(STORED ROWS):
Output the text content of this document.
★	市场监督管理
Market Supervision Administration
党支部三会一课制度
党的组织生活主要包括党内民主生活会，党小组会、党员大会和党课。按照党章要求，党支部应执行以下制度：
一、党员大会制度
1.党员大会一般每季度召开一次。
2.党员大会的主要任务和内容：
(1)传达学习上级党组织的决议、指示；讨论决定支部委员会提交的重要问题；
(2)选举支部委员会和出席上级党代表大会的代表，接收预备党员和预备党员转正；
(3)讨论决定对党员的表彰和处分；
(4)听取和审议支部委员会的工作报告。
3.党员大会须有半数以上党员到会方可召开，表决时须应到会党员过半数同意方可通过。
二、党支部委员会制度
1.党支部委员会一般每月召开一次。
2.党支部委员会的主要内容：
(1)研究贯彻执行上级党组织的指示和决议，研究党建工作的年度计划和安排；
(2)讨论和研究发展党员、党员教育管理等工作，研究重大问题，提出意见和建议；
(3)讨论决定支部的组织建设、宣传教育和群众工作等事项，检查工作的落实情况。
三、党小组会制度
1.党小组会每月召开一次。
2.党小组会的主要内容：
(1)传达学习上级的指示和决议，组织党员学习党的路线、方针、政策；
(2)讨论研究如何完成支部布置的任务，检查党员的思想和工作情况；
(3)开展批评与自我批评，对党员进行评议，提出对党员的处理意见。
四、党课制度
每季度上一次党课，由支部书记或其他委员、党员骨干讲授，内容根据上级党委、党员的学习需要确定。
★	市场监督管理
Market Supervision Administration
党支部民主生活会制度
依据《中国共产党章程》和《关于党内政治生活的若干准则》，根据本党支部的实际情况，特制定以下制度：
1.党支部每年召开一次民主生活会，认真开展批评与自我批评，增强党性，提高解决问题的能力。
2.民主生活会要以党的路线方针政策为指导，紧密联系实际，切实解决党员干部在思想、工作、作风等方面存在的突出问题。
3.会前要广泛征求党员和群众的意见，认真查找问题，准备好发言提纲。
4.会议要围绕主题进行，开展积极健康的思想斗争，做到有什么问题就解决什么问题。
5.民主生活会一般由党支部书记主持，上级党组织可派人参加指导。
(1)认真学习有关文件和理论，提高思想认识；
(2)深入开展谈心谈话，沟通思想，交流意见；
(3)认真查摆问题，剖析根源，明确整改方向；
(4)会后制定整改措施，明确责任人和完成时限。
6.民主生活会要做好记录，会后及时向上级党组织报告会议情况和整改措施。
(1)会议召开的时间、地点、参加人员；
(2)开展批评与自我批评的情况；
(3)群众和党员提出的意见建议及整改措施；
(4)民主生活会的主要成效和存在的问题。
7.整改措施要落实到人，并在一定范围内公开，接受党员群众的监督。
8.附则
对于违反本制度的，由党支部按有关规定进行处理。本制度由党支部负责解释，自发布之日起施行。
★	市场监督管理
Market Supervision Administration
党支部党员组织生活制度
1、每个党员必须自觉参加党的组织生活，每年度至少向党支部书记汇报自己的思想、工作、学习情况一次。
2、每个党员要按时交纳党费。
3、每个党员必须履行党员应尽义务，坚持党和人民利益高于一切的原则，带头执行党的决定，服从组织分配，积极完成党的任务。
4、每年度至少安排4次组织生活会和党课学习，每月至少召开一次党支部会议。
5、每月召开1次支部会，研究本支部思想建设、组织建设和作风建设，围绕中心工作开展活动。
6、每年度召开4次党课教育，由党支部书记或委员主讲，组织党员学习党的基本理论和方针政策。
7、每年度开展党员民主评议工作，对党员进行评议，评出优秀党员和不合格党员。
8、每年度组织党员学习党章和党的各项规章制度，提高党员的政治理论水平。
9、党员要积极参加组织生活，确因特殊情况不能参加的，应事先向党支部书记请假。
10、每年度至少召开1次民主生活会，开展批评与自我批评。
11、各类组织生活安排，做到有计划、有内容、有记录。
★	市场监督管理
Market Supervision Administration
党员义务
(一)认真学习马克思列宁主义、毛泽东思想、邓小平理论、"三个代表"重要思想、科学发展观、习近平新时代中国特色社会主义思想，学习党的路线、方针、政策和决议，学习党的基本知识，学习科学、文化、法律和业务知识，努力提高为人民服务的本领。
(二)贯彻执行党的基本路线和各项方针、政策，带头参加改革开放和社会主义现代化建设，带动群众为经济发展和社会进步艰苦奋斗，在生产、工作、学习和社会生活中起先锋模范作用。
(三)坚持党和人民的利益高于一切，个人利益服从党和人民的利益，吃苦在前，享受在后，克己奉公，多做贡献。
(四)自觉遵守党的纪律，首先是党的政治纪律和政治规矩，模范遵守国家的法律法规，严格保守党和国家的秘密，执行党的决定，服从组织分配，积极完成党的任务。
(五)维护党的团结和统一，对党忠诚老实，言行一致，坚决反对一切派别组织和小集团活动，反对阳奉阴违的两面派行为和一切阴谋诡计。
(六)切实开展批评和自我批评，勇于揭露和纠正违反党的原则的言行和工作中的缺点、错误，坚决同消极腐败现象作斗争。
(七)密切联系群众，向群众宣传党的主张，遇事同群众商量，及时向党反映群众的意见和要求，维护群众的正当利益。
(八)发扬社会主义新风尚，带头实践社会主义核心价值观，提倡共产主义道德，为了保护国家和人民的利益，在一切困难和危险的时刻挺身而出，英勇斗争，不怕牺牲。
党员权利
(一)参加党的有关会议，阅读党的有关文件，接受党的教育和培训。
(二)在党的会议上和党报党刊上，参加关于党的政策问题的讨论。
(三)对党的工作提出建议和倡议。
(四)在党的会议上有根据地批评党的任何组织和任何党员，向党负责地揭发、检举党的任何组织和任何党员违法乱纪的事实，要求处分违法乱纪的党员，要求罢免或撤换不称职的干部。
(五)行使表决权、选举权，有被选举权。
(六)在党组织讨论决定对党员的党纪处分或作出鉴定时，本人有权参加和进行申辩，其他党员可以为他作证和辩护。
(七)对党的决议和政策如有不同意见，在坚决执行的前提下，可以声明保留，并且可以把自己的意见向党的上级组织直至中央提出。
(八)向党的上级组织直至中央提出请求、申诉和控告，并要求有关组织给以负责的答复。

(EXERCISE): Report the number of lines of the listing above that hold the string "积极完成党的任务", with no other text.

(TASK SOLUTION): 2